SHORT PROBLEM:
Below are some records; retype all of them exactly.

TASK MATERIAL:
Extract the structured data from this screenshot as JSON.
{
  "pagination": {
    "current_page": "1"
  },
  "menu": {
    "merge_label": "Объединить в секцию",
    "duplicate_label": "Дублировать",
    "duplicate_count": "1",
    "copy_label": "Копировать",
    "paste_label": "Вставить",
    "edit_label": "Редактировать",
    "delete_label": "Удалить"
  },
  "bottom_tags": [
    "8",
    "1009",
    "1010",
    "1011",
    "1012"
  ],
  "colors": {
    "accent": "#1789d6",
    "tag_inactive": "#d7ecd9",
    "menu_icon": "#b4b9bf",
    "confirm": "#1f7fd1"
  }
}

RESULT FOR THIS TASK:
Extract the structured data from this screenshot as JSON.
{
  "pagination": {
    "current_page": "1"
  },
  "menu": {
    "merge_label": "Объединить в секцию",
    "duplicate_label": "Дублировать",
    "duplicate_count": "1",
    "copy_label": "Копировать",
    "paste_label": "Вставить",
    "edit_label": "Редактировать",
    "delete_label": "Удалить"
  },
  "bottom_tags": [
    "8",
    "1009",
    "1010",
    "1011",
    "1012"
  ],
  "colors": {
    "accent": "#1789d6",
    "tag_inactive": "#d7ecd9",
    "menu_icon": "#b4b9bf",
    "confirm": "#1f7fd1"
  }
}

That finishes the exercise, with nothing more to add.